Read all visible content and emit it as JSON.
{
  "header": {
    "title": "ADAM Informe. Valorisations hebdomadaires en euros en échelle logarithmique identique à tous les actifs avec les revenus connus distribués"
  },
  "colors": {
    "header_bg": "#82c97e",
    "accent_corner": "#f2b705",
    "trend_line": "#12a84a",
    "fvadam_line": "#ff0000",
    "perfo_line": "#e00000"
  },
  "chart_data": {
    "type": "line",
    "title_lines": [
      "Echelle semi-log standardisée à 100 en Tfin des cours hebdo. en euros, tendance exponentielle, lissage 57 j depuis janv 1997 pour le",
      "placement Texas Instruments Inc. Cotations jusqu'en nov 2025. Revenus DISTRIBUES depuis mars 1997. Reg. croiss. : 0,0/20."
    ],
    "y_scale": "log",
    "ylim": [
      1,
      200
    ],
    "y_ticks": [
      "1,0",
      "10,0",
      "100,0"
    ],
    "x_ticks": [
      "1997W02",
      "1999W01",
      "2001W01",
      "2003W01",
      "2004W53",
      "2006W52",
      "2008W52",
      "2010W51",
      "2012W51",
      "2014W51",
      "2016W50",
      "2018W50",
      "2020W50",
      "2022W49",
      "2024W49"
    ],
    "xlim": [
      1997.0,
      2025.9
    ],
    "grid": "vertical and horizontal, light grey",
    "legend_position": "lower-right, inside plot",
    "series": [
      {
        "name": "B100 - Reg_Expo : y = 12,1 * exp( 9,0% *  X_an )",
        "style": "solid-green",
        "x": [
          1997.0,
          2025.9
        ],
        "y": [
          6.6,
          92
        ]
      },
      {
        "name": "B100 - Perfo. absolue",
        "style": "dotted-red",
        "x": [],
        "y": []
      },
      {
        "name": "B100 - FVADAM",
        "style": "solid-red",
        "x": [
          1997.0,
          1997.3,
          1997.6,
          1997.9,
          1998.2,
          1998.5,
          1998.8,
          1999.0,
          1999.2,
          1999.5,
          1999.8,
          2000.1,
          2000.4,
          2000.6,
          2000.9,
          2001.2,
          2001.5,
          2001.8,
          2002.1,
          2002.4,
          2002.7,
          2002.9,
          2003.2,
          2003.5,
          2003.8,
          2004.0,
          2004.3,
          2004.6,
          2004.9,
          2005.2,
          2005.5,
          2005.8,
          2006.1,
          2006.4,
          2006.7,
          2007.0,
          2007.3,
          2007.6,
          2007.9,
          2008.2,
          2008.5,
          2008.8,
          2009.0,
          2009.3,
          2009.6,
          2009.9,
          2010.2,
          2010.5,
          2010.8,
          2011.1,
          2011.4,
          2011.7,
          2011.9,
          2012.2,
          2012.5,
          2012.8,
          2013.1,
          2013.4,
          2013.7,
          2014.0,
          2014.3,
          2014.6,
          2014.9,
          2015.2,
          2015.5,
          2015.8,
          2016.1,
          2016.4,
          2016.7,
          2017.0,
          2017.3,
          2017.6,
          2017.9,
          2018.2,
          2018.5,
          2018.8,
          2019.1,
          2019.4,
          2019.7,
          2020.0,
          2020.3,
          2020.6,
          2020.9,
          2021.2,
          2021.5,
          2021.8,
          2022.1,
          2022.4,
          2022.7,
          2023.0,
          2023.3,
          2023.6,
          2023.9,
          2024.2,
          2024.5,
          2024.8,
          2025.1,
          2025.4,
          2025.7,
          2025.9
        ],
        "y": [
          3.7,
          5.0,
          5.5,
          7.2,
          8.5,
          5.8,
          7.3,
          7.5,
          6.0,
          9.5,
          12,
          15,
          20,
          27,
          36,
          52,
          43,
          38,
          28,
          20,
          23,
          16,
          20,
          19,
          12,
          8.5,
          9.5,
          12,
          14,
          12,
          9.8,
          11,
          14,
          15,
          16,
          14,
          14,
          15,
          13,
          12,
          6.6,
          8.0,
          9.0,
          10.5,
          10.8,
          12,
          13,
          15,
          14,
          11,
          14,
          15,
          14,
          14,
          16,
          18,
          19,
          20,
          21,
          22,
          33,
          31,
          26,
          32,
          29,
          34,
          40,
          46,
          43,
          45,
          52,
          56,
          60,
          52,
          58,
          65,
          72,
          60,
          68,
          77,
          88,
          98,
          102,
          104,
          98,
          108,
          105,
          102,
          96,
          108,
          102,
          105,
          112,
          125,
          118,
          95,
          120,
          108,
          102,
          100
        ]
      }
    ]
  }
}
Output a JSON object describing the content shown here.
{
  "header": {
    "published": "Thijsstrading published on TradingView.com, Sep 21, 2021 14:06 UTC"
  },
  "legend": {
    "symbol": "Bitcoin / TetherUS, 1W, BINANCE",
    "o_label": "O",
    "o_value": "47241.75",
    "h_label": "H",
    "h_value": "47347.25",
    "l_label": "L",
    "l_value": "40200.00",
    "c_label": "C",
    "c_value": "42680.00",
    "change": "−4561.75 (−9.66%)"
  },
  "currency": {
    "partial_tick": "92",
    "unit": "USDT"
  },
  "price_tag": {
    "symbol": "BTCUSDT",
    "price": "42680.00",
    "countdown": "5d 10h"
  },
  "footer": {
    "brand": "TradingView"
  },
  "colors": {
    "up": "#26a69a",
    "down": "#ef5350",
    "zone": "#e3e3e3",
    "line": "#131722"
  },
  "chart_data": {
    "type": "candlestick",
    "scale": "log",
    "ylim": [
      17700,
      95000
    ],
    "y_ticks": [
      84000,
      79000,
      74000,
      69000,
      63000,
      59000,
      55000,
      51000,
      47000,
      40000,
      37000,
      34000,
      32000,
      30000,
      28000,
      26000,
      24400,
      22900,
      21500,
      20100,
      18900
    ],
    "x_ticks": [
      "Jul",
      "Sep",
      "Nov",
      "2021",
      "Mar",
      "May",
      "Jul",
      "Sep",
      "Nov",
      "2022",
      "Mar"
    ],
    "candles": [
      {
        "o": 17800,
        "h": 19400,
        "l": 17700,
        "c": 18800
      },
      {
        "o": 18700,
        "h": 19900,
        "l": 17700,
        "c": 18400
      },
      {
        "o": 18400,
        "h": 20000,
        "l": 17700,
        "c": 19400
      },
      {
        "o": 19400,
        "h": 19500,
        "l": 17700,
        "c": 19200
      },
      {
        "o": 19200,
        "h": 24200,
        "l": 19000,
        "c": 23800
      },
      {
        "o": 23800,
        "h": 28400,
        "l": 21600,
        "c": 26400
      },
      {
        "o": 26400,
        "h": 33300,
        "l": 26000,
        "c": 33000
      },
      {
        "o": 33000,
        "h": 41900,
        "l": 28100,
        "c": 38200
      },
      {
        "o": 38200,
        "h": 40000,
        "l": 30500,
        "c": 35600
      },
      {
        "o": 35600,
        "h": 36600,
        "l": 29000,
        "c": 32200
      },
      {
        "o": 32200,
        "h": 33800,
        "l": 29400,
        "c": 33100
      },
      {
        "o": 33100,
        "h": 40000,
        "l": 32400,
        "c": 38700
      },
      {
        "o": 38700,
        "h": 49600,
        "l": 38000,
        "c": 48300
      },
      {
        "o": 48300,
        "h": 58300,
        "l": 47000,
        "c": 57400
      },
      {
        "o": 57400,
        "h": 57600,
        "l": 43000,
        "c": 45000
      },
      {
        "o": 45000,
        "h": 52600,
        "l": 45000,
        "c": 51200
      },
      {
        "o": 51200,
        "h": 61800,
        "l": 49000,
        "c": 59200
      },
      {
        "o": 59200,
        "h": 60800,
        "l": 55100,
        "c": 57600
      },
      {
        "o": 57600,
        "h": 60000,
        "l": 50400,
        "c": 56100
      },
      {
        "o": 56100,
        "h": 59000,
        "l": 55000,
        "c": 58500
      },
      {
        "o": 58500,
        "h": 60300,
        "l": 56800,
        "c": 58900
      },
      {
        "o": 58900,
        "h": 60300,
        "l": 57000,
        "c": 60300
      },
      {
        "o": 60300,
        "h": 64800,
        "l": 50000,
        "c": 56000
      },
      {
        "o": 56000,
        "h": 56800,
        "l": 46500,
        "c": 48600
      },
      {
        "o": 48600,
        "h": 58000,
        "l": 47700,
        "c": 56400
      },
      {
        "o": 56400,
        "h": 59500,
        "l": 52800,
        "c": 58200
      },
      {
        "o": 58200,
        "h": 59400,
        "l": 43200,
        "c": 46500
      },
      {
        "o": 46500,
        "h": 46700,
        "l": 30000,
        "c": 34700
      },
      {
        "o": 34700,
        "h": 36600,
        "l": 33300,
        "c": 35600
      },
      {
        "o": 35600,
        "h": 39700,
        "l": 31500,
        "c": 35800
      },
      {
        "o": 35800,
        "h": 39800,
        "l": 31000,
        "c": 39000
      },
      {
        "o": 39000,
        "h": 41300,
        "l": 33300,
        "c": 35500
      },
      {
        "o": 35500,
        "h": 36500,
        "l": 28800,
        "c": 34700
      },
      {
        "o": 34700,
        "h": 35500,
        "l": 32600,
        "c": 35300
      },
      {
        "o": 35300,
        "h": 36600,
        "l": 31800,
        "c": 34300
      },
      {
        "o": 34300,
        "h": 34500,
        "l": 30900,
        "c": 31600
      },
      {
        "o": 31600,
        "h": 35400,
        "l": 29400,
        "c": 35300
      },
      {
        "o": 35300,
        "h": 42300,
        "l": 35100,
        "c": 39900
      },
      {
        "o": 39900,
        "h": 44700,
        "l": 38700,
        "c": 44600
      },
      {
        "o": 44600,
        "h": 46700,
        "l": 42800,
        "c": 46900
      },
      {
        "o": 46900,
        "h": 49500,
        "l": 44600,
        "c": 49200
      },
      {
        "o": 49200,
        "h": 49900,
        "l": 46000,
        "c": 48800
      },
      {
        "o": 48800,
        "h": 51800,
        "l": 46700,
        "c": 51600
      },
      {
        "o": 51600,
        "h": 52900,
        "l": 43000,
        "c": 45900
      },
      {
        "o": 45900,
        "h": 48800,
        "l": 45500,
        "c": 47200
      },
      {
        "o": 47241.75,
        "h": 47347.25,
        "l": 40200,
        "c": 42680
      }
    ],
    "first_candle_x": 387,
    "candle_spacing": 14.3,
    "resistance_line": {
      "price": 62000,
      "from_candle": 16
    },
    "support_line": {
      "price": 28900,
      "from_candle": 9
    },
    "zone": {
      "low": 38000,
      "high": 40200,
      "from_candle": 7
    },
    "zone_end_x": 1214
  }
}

__________

Do this
How many of the lines above hold "TradingView"? Answer with only the number.

Task answer
2